- Challenge
Retype the complete listing exactly as it appears.

Recorded data:
----------

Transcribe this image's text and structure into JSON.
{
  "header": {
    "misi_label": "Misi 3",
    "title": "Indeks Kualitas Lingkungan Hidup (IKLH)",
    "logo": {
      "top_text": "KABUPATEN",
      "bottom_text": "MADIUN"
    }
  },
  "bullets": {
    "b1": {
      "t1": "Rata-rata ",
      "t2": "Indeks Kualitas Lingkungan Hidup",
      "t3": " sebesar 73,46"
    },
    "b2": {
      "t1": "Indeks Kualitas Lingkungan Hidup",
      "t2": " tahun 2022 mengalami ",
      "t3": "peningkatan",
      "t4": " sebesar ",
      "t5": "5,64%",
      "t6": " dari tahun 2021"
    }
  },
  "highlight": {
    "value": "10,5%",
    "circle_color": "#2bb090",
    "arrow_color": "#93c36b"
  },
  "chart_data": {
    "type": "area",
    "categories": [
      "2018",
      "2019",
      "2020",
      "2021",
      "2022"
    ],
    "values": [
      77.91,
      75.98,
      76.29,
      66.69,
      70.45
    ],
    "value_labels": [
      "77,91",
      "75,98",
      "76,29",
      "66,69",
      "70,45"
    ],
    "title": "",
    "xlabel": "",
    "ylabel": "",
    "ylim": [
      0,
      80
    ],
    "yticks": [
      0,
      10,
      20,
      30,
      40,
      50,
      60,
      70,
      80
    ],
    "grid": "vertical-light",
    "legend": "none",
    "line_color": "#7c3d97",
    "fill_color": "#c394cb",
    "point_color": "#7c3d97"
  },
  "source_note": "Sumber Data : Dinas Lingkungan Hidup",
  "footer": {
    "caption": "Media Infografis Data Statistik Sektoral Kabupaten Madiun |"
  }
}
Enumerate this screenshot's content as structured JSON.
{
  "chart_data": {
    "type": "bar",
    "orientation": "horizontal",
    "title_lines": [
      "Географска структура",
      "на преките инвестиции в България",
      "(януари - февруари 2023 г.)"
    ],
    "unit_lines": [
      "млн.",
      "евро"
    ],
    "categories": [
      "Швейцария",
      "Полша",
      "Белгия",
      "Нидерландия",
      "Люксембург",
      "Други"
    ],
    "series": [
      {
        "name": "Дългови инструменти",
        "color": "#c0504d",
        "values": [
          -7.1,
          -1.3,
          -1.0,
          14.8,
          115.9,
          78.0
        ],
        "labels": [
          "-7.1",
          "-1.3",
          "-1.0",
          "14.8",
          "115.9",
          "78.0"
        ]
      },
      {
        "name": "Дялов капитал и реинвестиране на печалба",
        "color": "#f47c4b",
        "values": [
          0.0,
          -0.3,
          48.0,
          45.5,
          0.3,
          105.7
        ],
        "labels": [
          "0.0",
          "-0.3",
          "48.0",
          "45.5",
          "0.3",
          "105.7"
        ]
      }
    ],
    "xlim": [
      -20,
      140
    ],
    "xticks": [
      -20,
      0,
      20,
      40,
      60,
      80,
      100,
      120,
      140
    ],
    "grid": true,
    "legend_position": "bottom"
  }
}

----------

- Result of the exercise
Transcribe this image's text and structure into JSON.
{
  "header": {
    "misi_label": "Misi 3",
    "title": "Indeks Kualitas Lingkungan Hidup (IKLH)",
    "logo": {
      "top_text": "KABUPATEN",
      "bottom_text": "MADIUN"
    }
  },
  "bullets": {
    "b1": {
      "t1": "Rata-rata ",
      "t2": "Indeks Kualitas Lingkungan Hidup",
      "t3": " sebesar 73,46"
    },
    "b2": {
      "t1": "Indeks Kualitas Lingkungan Hidup",
      "t2": " tahun 2022 mengalami ",
      "t3": "peningkatan",
      "t4": " sebesar ",
      "t5": "5,64%",
      "t6": " dari tahun 2021"
    }
  },
  "highlight": {
    "value": "10,5%",
    "circle_color": "#2bb090",
    "arrow_color": "#93c36b"
  },
  "chart_data": {
    "type": "area",
    "categories": [
      "2018",
      "2019",
      "2020",
      "2021",
      "2022"
    ],
    "values": [
      77.91,
      75.98,
      76.29,
      66.69,
      70.45
    ],
    "value_labels": [
      "77,91",
      "75,98",
      "76,29",
      "66,69",
      "70,45"
    ],
    "title": "",
    "xlabel": "",
    "ylabel": "",
    "ylim": [
      0,
      80
    ],
    "yticks": [
      0,
      10,
      20,
      30,
      40,
      50,
      60,
      70,
      80
    ],
    "grid": "vertical-light",
    "legend": "none",
    "line_color": "#7c3d97",
    "fill_color": "#c394cb",
    "point_color": "#7c3d97"
  },
  "source_note": "Sumber Data : Dinas Lingkungan Hidup",
  "footer": {
    "caption": "Media Infografis Data Statistik Sektoral Kabupaten Madiun |"
  }
}
Enumerate this screenshot's content as structured JSON.
{
  "chart_data": {
    "type": "bar",
    "orientation": "horizontal",
    "title_lines": [
      "Географска структура",
      "на преките инвестиции в България",
      "(януари - февруари 2023 г.)"
    ],
    "unit_lines": [
      "млн.",
      "евро"
    ],
    "categories": [
      "Швейцария",
      "Полша",
      "Белгия",
      "Нидерландия",
      "Люксембург",
      "Други"
    ],
    "series": [
      {
        "name": "Дългови инструменти",
        "color": "#c0504d",
        "values": [
          -7.1,
          -1.3,
          -1.0,
          14.8,
          115.9,
          78.0
        ],
        "labels": [
          "-7.1",
          "-1.3",
          "-1.0",
          "14.8",
          "115.9",
          "78.0"
        ]
      },
      {
        "name": "Дялов капитал и реинвестиране на печалба",
        "color": "#f47c4b",
        "values": [
          0.0,
          -0.3,
          48.0,
          45.5,
          0.3,
          105.7
        ],
        "labels": [
          "0.0",
          "-0.3",
          "48.0",
          "45.5",
          "0.3",
          "105.7"
        ]
      }
    ],
    "xlim": [
      -20,
      140
    ],
    "xticks": [
      -20,
      0,
      20,
      40,
      60,
      80,
      100,
      120,
      140
    ],
    "grid": true,
    "legend_position": "bottom"
  }
}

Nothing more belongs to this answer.